- [Given entries]
____________________

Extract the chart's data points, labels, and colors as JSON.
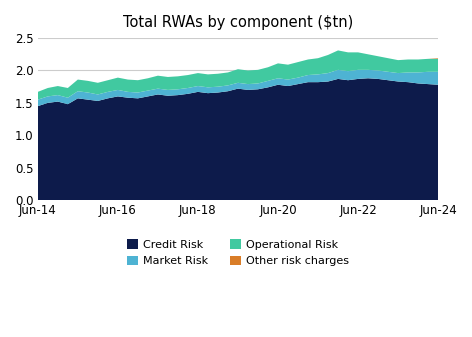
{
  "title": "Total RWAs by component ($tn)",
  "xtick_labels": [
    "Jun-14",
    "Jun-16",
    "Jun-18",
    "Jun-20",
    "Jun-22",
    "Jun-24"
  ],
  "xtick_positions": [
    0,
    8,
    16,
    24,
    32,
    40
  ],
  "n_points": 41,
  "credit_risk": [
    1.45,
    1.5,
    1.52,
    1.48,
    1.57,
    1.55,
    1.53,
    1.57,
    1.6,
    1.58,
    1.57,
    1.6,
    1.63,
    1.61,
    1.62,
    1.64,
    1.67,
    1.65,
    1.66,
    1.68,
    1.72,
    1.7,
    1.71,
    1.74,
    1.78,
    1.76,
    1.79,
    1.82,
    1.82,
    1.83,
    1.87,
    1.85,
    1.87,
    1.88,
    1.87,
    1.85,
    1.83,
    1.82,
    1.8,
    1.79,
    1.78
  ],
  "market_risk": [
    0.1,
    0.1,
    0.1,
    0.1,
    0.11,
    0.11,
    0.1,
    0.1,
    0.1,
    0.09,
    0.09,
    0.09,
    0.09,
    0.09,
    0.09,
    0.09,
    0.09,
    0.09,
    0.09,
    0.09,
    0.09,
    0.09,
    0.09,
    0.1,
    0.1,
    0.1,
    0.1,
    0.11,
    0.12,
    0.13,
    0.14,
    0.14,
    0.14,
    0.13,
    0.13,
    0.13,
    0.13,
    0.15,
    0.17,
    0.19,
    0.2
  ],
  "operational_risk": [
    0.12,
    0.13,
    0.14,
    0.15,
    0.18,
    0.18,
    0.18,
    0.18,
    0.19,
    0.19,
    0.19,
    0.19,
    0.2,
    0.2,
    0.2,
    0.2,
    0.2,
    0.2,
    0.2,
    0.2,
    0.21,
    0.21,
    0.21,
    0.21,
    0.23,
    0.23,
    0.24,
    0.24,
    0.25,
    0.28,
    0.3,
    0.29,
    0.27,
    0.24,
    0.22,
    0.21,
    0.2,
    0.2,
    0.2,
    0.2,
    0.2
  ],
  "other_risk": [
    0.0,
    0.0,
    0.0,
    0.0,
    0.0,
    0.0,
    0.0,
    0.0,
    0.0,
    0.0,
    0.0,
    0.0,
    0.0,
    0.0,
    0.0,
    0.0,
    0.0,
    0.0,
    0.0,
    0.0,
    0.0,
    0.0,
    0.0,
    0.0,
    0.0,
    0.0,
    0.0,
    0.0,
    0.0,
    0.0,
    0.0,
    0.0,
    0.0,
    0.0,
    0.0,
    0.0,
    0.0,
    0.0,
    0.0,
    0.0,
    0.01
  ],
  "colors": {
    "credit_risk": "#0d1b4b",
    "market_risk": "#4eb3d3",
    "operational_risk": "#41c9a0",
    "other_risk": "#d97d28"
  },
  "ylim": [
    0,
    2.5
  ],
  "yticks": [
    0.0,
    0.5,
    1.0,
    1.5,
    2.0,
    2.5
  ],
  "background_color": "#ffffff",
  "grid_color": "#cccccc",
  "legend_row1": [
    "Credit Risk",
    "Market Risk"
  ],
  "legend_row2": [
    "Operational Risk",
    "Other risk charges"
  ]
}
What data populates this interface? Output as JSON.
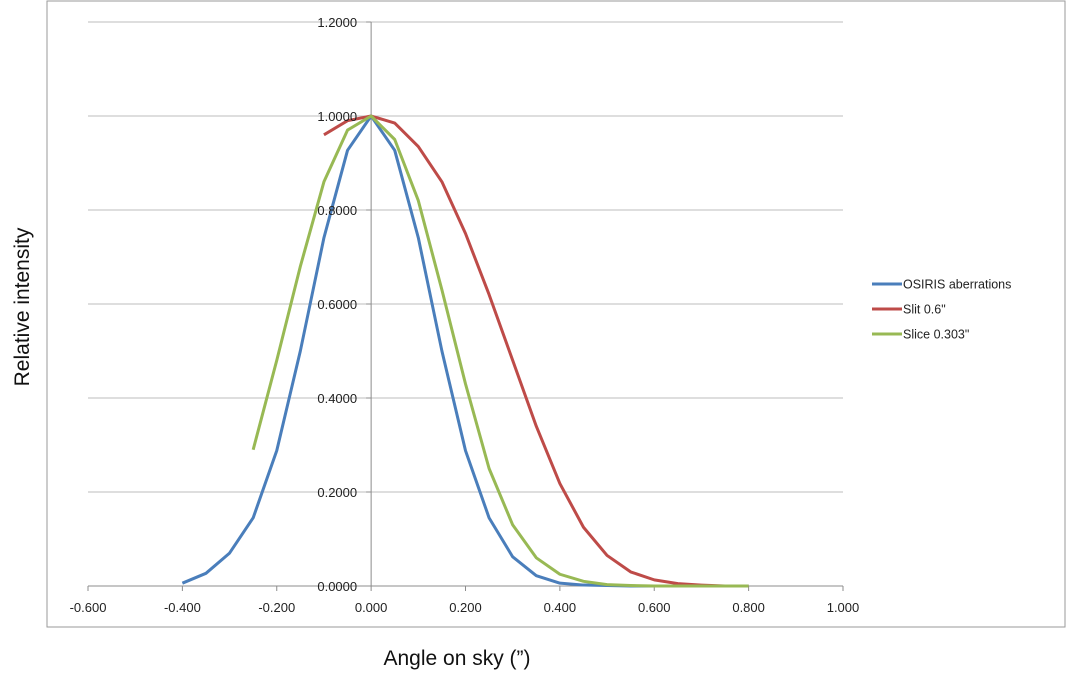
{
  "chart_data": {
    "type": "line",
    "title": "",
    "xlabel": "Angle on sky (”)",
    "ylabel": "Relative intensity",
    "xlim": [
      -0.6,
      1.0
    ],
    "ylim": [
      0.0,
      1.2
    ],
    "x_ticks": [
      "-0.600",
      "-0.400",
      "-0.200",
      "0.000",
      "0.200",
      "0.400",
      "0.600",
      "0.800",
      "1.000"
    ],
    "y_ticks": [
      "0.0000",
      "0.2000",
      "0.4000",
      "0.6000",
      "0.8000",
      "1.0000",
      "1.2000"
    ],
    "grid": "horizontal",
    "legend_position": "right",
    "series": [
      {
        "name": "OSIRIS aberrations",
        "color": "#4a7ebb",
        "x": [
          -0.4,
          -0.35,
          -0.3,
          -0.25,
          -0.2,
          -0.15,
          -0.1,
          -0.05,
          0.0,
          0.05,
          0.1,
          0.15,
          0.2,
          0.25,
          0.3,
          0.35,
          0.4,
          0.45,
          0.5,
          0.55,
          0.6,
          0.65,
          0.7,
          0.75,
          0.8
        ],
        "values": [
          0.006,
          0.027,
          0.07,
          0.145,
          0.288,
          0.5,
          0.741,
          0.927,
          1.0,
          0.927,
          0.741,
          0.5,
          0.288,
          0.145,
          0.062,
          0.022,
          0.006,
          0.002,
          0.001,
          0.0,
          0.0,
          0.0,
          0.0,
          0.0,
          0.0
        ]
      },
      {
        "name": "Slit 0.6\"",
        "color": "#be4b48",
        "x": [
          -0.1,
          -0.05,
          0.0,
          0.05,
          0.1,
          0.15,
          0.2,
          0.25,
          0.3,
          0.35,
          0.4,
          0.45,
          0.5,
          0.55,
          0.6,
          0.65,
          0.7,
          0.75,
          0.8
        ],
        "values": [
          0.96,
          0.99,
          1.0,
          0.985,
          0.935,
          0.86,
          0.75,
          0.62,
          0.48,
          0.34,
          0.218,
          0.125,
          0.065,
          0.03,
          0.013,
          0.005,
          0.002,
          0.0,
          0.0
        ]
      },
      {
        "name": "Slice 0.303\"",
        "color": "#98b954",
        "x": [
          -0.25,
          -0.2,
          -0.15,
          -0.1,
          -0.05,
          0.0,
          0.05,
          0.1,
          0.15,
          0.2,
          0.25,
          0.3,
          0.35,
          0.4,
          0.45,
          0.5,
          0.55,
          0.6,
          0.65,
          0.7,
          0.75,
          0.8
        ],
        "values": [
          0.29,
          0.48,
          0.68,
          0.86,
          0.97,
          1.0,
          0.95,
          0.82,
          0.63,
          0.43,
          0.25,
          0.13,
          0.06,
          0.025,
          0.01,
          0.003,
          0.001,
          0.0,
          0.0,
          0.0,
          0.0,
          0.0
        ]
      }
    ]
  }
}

____________________

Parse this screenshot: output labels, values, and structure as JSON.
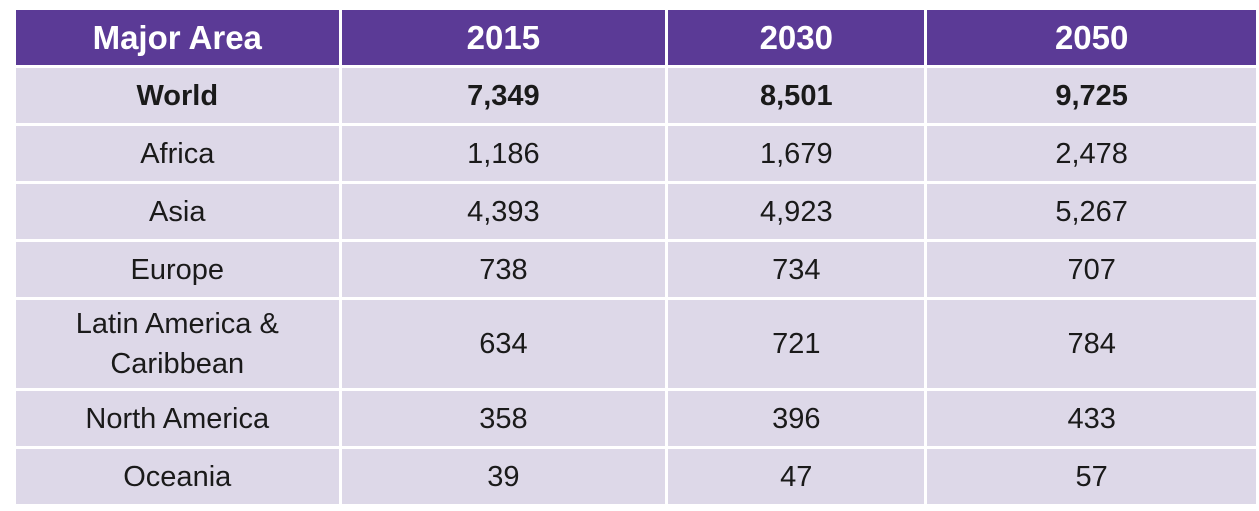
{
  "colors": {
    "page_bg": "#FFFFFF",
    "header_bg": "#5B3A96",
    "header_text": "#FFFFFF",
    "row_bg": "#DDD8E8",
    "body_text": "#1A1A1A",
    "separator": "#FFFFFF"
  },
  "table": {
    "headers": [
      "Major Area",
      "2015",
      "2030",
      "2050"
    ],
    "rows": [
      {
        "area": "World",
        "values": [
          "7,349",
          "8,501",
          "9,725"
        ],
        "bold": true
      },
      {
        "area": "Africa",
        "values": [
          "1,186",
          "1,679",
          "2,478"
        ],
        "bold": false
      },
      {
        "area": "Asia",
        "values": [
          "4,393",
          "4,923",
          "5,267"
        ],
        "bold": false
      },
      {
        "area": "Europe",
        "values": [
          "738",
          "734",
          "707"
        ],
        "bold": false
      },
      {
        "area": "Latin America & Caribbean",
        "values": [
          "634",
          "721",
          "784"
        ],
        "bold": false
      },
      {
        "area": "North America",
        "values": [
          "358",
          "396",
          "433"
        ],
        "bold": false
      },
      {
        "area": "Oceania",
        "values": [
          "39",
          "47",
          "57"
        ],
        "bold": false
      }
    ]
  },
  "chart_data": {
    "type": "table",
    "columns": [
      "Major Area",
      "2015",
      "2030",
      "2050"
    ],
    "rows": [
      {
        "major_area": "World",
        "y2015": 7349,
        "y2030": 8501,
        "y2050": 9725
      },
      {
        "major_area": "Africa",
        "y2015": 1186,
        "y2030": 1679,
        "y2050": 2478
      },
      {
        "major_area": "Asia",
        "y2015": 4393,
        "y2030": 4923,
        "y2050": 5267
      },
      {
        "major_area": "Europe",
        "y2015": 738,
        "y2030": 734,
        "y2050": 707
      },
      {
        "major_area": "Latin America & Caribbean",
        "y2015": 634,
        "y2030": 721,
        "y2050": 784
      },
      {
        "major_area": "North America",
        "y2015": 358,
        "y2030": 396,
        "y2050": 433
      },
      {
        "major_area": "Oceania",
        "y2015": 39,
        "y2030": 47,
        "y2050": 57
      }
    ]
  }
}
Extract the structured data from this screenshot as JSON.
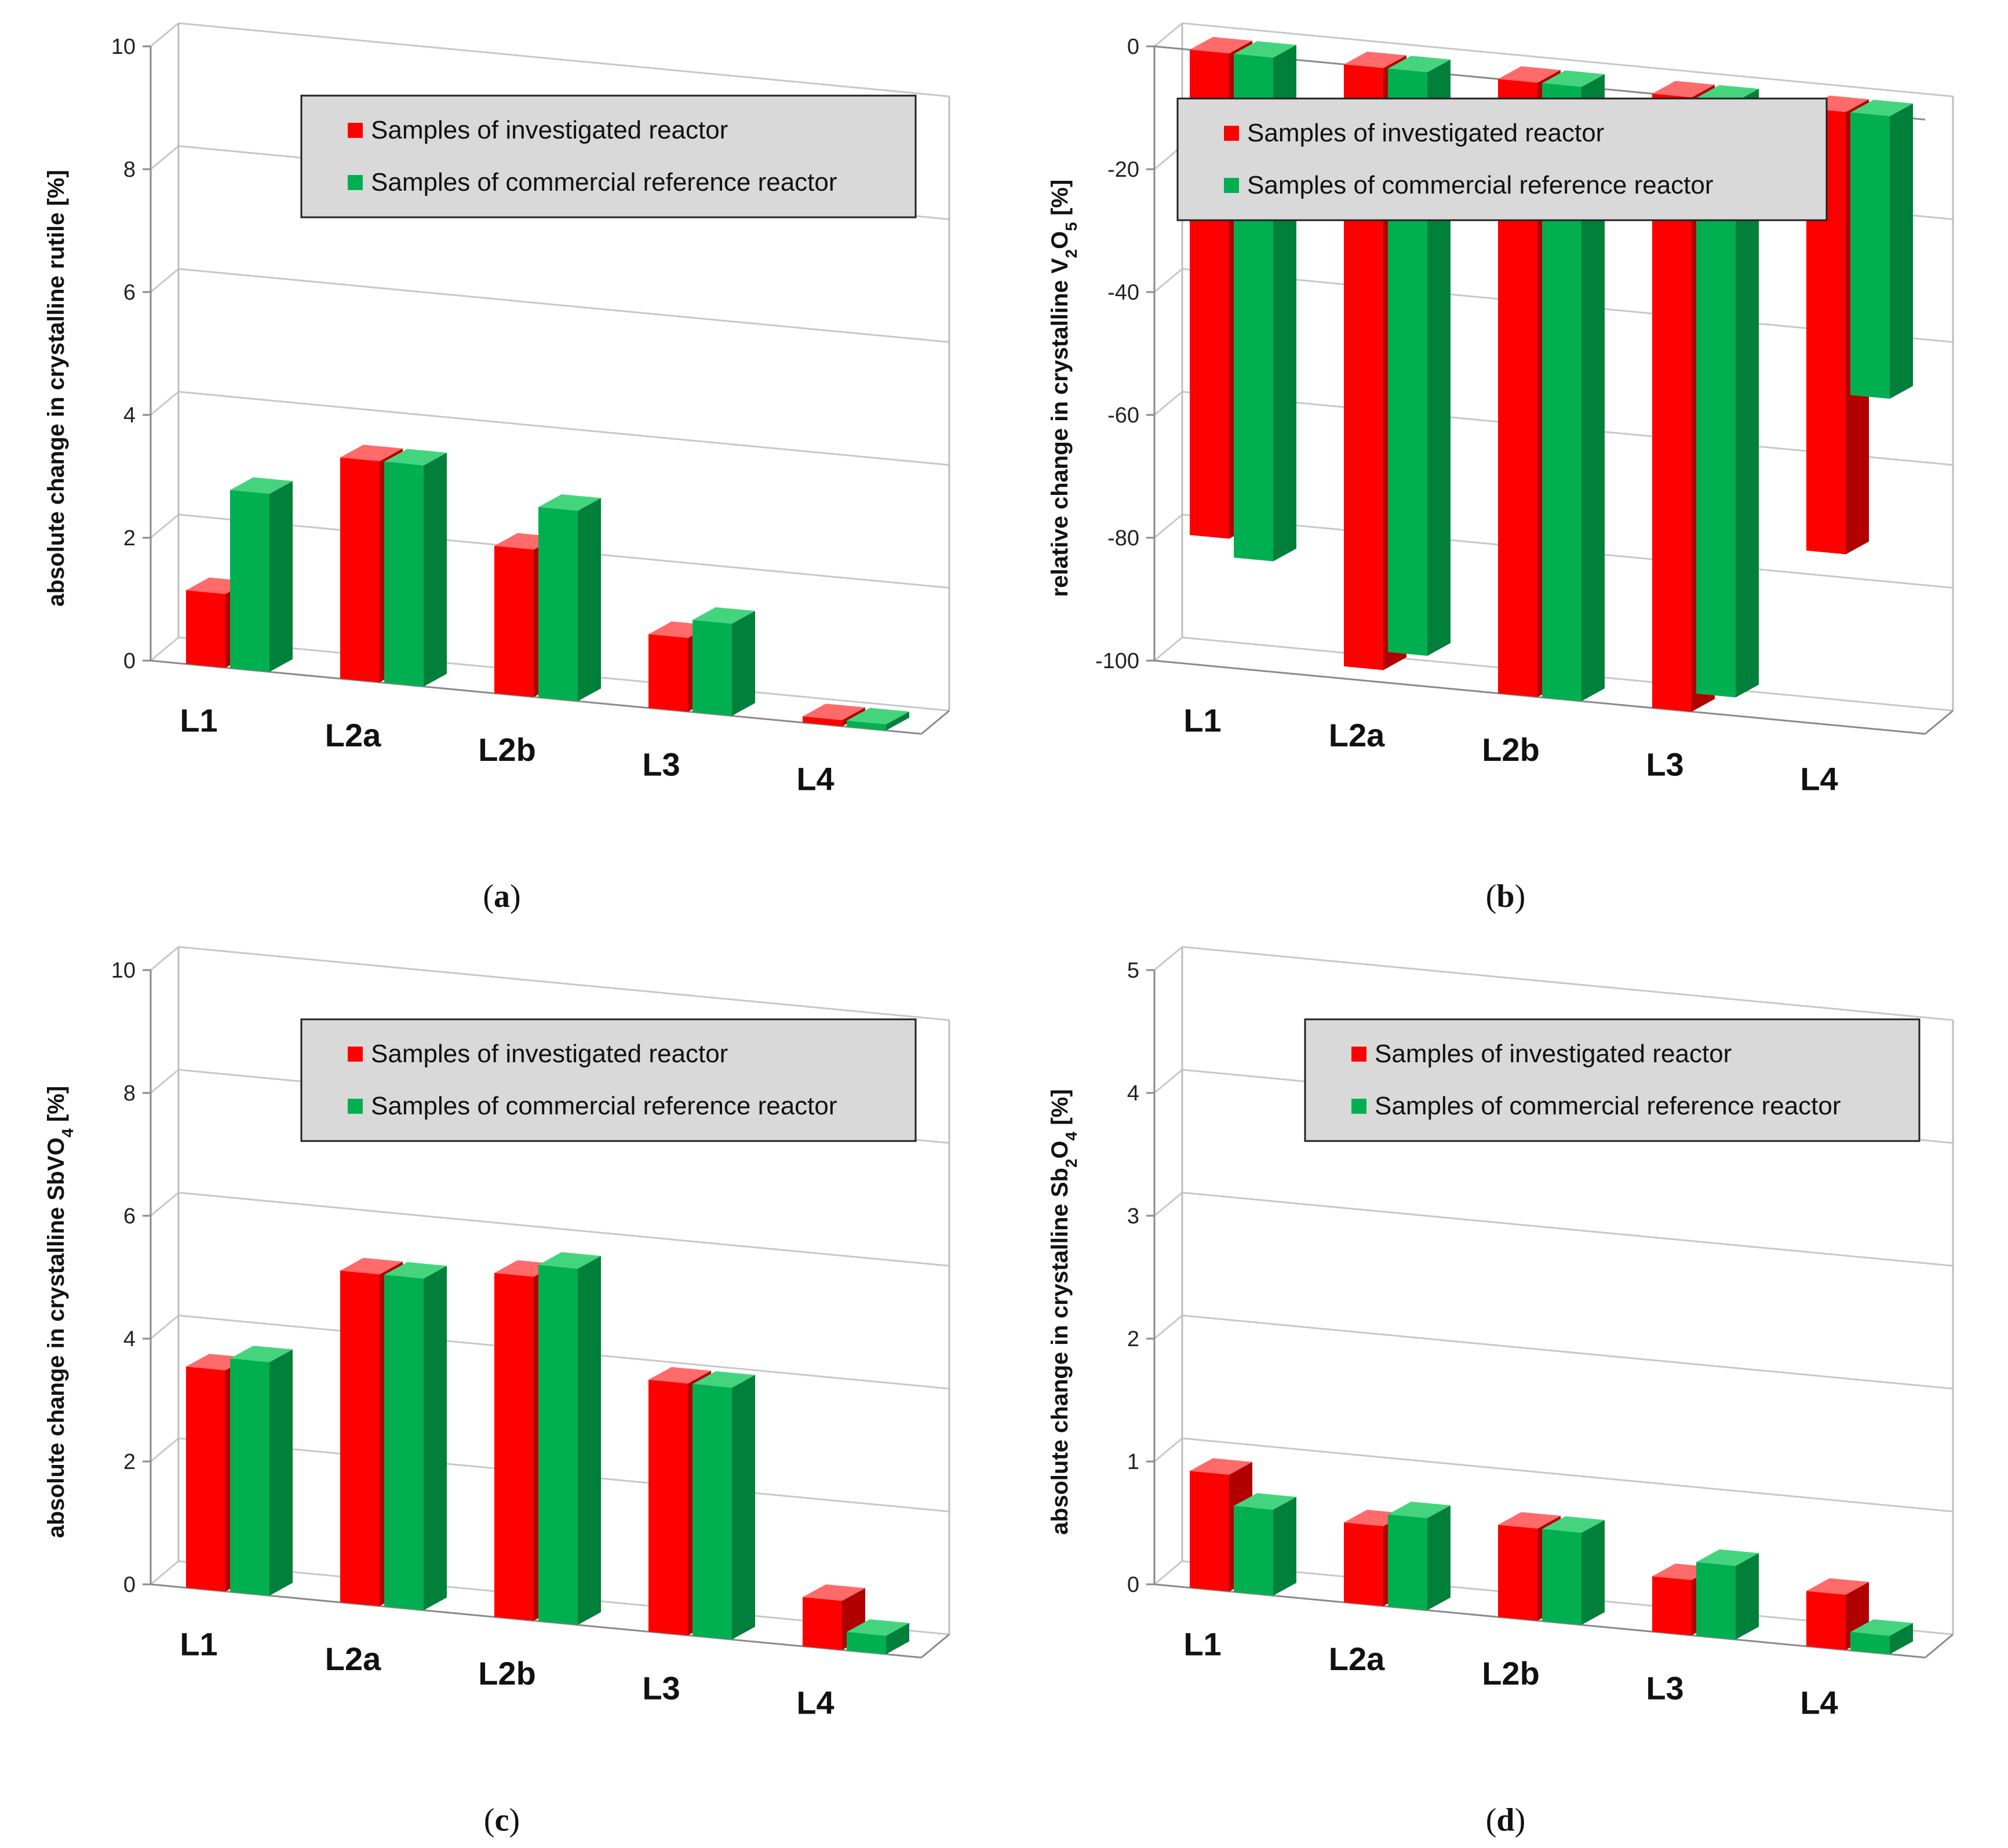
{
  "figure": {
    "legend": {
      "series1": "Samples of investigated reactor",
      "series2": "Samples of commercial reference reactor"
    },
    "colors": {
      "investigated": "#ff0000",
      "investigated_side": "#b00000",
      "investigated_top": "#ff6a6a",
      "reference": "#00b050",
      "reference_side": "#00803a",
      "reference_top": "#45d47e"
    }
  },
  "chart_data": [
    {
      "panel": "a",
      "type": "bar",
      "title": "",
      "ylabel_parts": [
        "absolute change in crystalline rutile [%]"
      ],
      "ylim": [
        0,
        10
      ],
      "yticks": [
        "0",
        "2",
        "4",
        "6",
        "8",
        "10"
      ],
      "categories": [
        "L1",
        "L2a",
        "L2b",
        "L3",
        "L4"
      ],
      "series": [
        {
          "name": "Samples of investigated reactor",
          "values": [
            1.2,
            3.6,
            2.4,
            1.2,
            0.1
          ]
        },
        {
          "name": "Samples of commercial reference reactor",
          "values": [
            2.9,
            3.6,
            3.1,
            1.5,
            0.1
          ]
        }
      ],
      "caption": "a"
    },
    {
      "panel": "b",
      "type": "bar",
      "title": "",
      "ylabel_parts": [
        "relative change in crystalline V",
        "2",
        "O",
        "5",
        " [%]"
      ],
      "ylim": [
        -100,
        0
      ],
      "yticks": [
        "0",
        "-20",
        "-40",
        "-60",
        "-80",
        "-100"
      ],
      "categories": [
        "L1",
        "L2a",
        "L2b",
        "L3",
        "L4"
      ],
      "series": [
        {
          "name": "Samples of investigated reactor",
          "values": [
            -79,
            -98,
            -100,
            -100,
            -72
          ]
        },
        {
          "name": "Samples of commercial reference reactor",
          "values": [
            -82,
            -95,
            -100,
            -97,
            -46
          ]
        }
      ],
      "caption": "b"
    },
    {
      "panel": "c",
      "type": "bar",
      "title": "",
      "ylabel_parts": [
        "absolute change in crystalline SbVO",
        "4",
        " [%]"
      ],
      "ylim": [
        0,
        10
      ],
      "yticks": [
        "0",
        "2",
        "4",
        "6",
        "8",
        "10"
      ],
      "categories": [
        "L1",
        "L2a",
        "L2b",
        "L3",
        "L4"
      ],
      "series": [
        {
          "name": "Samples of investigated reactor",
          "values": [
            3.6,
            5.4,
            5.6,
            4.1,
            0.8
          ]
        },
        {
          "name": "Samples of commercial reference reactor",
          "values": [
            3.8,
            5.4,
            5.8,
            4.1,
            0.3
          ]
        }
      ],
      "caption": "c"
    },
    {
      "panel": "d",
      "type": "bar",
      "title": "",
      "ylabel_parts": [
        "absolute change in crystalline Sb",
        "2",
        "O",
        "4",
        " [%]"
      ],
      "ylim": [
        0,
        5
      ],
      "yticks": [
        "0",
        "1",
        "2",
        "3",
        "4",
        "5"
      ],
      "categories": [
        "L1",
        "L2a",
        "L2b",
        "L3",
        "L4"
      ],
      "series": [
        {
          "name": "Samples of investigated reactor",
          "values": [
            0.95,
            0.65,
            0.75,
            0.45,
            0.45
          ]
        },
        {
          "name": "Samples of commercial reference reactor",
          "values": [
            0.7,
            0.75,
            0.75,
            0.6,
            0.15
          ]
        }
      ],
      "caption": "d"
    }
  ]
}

____________________

- [Given problem] Pull out each line containing the word "Latin" and copy it.

- [Written response]
        "area": "Latin America & Caribbean",
        "major_area": "Latin America & Caribbean",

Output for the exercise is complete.